%%

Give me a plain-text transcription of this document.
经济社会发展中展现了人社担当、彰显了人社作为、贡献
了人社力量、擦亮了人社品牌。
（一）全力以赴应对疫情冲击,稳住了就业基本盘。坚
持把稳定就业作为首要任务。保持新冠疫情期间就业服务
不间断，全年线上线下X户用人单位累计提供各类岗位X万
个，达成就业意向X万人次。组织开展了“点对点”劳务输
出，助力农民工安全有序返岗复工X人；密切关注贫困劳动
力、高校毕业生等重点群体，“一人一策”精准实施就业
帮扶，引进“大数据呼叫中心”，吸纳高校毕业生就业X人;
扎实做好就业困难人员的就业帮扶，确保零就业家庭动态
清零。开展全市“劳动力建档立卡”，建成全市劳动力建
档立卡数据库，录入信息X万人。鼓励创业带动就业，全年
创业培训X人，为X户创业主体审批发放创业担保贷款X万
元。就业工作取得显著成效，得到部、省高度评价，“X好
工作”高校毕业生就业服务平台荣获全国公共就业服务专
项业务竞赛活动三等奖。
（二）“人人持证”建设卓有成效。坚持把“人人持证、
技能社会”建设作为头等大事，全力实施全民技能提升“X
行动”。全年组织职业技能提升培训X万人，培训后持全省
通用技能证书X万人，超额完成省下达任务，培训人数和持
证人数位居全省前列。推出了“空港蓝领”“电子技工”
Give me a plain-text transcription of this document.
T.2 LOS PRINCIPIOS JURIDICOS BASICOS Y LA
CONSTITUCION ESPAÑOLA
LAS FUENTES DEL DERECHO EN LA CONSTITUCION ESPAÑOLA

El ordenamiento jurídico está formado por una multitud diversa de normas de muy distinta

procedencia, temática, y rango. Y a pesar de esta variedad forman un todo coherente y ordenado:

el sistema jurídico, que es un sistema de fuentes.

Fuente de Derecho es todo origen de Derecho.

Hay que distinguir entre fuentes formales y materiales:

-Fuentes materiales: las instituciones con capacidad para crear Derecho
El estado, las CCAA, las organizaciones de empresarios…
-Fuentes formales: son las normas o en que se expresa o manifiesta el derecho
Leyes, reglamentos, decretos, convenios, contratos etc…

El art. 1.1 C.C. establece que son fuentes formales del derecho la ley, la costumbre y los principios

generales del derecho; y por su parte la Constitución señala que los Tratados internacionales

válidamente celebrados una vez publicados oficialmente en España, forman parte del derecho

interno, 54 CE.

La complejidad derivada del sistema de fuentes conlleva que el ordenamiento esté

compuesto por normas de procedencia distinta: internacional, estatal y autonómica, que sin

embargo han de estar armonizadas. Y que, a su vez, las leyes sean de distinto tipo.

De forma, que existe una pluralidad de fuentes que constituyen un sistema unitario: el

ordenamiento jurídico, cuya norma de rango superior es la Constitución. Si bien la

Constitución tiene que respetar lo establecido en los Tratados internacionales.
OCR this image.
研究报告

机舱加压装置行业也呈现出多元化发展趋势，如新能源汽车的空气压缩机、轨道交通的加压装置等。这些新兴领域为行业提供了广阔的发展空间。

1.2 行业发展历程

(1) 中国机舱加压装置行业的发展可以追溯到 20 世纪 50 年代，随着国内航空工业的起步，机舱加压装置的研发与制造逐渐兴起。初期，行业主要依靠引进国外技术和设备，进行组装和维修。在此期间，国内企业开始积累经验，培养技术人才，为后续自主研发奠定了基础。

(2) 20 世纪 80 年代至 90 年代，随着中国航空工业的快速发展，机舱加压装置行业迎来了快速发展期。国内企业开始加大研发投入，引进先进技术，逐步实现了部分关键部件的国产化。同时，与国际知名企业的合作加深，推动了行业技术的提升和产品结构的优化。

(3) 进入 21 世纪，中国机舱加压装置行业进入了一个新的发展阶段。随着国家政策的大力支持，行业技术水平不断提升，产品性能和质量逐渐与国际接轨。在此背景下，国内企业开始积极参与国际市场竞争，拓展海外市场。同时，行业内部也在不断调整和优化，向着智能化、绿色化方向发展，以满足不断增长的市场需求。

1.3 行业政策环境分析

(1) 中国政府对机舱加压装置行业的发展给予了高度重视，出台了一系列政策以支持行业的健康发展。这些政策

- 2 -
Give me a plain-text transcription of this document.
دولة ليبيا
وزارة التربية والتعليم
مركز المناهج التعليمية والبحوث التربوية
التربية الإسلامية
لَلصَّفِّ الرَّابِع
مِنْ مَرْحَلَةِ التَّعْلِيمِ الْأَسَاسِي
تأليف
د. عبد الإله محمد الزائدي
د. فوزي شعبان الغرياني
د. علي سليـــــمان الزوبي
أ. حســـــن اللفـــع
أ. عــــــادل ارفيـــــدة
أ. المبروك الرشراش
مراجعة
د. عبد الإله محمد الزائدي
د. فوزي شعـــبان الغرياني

%%

| Task description |
Reproduce the records above exactly as they appear.

| Completed exercise |
Give me a plain-text transcription of this document.
经济社会发展中展现了人社担当、彰显了人社作为、贡献
了人社力量、擦亮了人社品牌。
（一）全力以赴应对疫情冲击,稳住了就业基本盘。坚
持把稳定就业作为首要任务。保持新冠疫情期间就业服务
不间断，全年线上线下X户用人单位累计提供各类岗位X万
个，达成就业意向X万人次。组织开展了“点对点”劳务输
出，助力农民工安全有序返岗复工X人；密切关注贫困劳动
力、高校毕业生等重点群体，“一人一策”精准实施就业
帮扶，引进“大数据呼叫中心”，吸纳高校毕业生就业X人;
扎实做好就业困难人员的就业帮扶，确保零就业家庭动态
清零。开展全市“劳动力建档立卡”，建成全市劳动力建
档立卡数据库，录入信息X万人。鼓励创业带动就业，全年
创业培训X人，为X户创业主体审批发放创业担保贷款X万
元。就业工作取得显著成效，得到部、省高度评价，“X好
工作”高校毕业生就业服务平台荣获全国公共就业服务专
项业务竞赛活动三等奖。
（二）“人人持证”建设卓有成效。坚持把“人人持证、
技能社会”建设作为头等大事，全力实施全民技能提升“X
行动”。全年组织职业技能提升培训X万人，培训后持全省
通用技能证书X万人，超额完成省下达任务，培训人数和持
证人数位居全省前列。推出了“空港蓝领”“电子技工”
Give me a plain-text transcription of this document.
T.2 LOS PRINCIPIOS JURIDICOS BASICOS Y LA
CONSTITUCION ESPAÑOLA
LAS FUENTES DEL DERECHO EN LA CONSTITUCION ESPAÑOLA

El ordenamiento jurídico está formado por una multitud diversa de normas de muy distinta

procedencia, temática, y rango. Y a pesar de esta variedad forman un todo coherente y ordenado:

el sistema jurídico, que es un sistema de fuentes.

Fuente de Derecho es todo origen de Derecho.

Hay que distinguir entre fuentes formales y materiales:

-Fuentes materiales: las instituciones con capacidad para crear Derecho
El estado, las CCAA, las organizaciones de empresarios…
-Fuentes formales: son las normas o en que se expresa o manifiesta el derecho
Leyes, reglamentos, decretos, convenios, contratos etc…

El art. 1.1 C.C. establece que son fuentes formales del derecho la ley, la costumbre y los principios

generales del derecho; y por su parte la Constitución señala que los Tratados internacionales

válidamente celebrados una vez publicados oficialmente en España, forman parte del derecho

interno, 54 CE.

La complejidad derivada del sistema de fuentes conlleva que el ordenamiento esté

compuesto por normas de procedencia distinta: internacional, estatal y autonómica, que sin

embargo han de estar armonizadas. Y que, a su vez, las leyes sean de distinto tipo.

De forma, que existe una pluralidad de fuentes que constituyen un sistema unitario: el

ordenamiento jurídico, cuya norma de rango superior es la Constitución. Si bien la

Constitución tiene que respetar lo establecido en los Tratados internacionales.
OCR this image.
研究报告

机舱加压装置行业也呈现出多元化发展趋势，如新能源汽车的空气压缩机、轨道交通的加压装置等。这些新兴领域为行业提供了广阔的发展空间。

1.2 行业发展历程

(1) 中国机舱加压装置行业的发展可以追溯到 20 世纪 50 年代，随着国内航空工业的起步，机舱加压装置的研发与制造逐渐兴起。初期，行业主要依靠引进国外技术和设备，进行组装和维修。在此期间，国内企业开始积累经验，培养技术人才，为后续自主研发奠定了基础。

(2) 20 世纪 80 年代至 90 年代，随着中国航空工业的快速发展，机舱加压装置行业迎来了快速发展期。国内企业开始加大研发投入，引进先进技术，逐步实现了部分关键部件的国产化。同时，与国际知名企业的合作加深，推动了行业技术的提升和产品结构的优化。

(3) 进入 21 世纪，中国机舱加压装置行业进入了一个新的发展阶段。随着国家政策的大力支持，行业技术水平不断提升，产品性能和质量逐渐与国际接轨。在此背景下，国内企业开始积极参与国际市场竞争，拓展海外市场。同时，行业内部也在不断调整和优化，向着智能化、绿色化方向发展，以满足不断增长的市场需求。

1.3 行业政策环境分析

(1) 中国政府对机舱加压装置行业的发展给予了高度重视，出台了一系列政策以支持行业的健康发展。这些政策

- 2 -
Give me a plain-text transcription of this document.
دولة ليبيا
وزارة التربية والتعليم
مركز المناهج التعليمية والبحوث التربوية
التربية الإسلامية
لَلصَّفِّ الرَّابِع
مِنْ مَرْحَلَةِ التَّعْلِيمِ الْأَسَاسِي
تأليف
د. عبد الإله محمد الزائدي
د. فوزي شعبان الغرياني
د. علي سليـــــمان الزوبي
أ. حســـــن اللفـــع
أ. عــــــادل ارفيـــــدة
أ. المبروك الرشراش
مراجعة
د. عبد الإله محمد الزائدي
د. فوزي شعـــبان الغرياني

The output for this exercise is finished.